**TO DO:**
Every line of the listing must be reproduced as it stands. Leave the images behind.

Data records
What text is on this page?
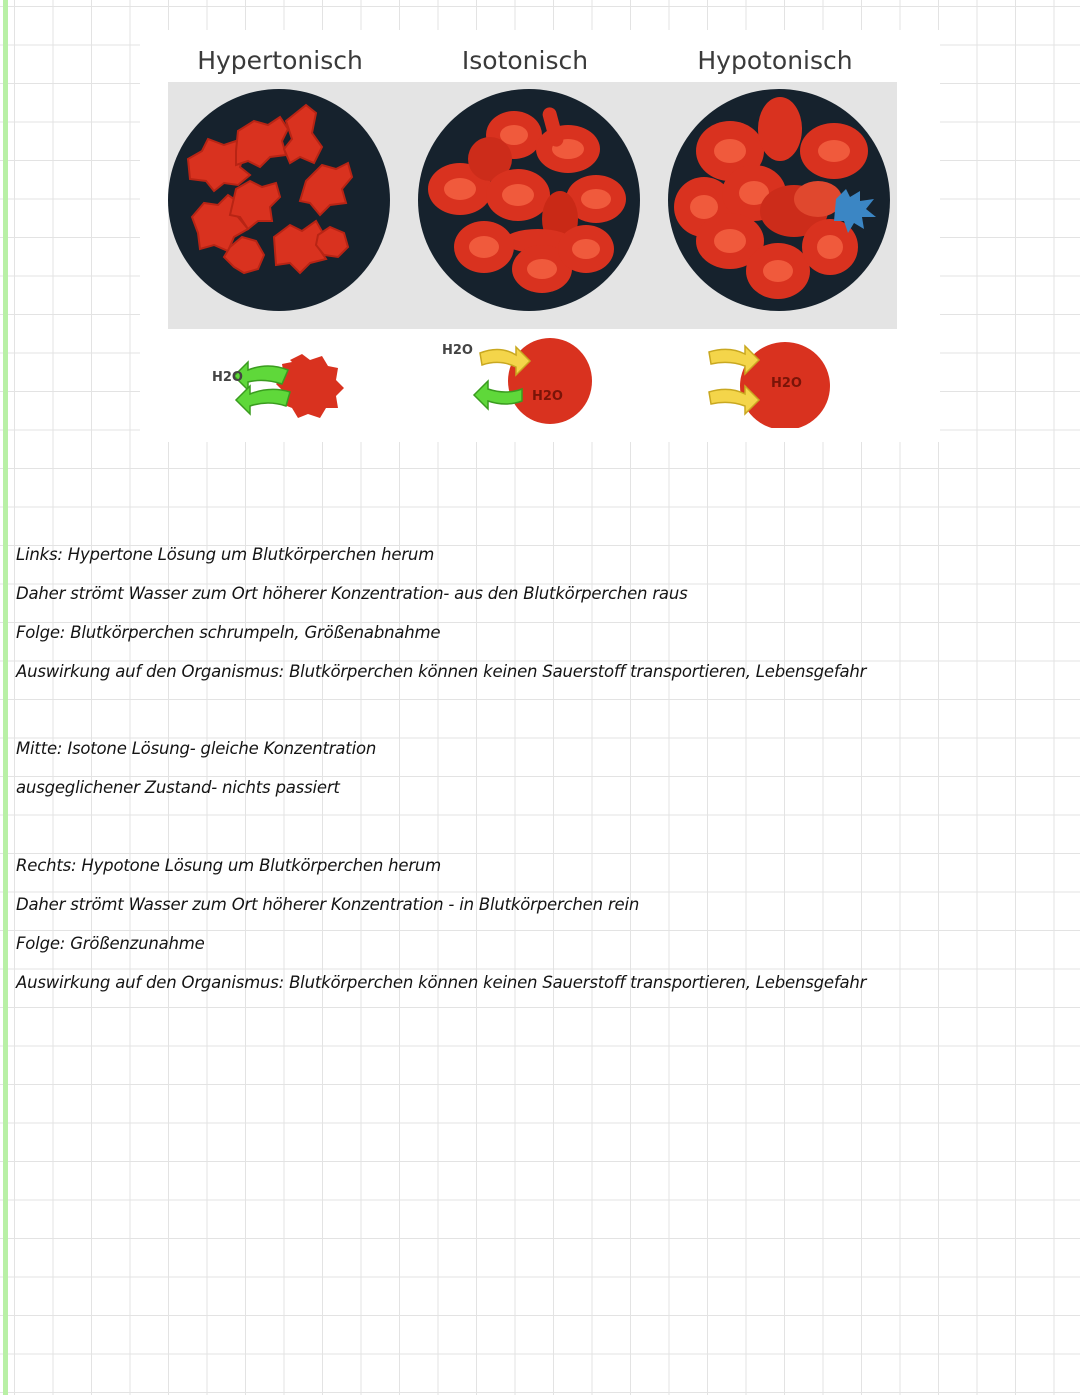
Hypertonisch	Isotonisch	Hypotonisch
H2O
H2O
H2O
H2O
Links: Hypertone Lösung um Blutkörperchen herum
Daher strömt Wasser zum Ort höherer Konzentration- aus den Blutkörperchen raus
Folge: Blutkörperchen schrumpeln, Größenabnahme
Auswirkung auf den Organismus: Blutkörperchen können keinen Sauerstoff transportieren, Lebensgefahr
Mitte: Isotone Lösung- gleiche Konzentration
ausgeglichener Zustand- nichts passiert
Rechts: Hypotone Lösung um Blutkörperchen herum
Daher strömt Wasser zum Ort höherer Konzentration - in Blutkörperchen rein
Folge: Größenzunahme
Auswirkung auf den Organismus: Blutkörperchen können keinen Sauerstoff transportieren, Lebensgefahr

**RESULT OF THE TASK:**
What text is on this page?
Hypertonisch	Isotonisch	Hypotonisch
H2O
H2O
H2O
H2O
Links: Hypertone Lösung um Blutkörperchen herum
Daher strömt Wasser zum Ort höherer Konzentration- aus den Blutkörperchen raus
Folge: Blutkörperchen schrumpeln, Größenabnahme
Auswirkung auf den Organismus: Blutkörperchen können keinen Sauerstoff transportieren, Lebensgefahr
Mitte: Isotone Lösung- gleiche Konzentration
ausgeglichener Zustand- nichts passiert
Rechts: Hypotone Lösung um Blutkörperchen herum
Daher strömt Wasser zum Ort höherer Konzentration - in Blutkörperchen rein
Folge: Größenzunahme
Auswirkung auf den Organismus: Blutkörperchen können keinen Sauerstoff transportieren, Lebensgefahr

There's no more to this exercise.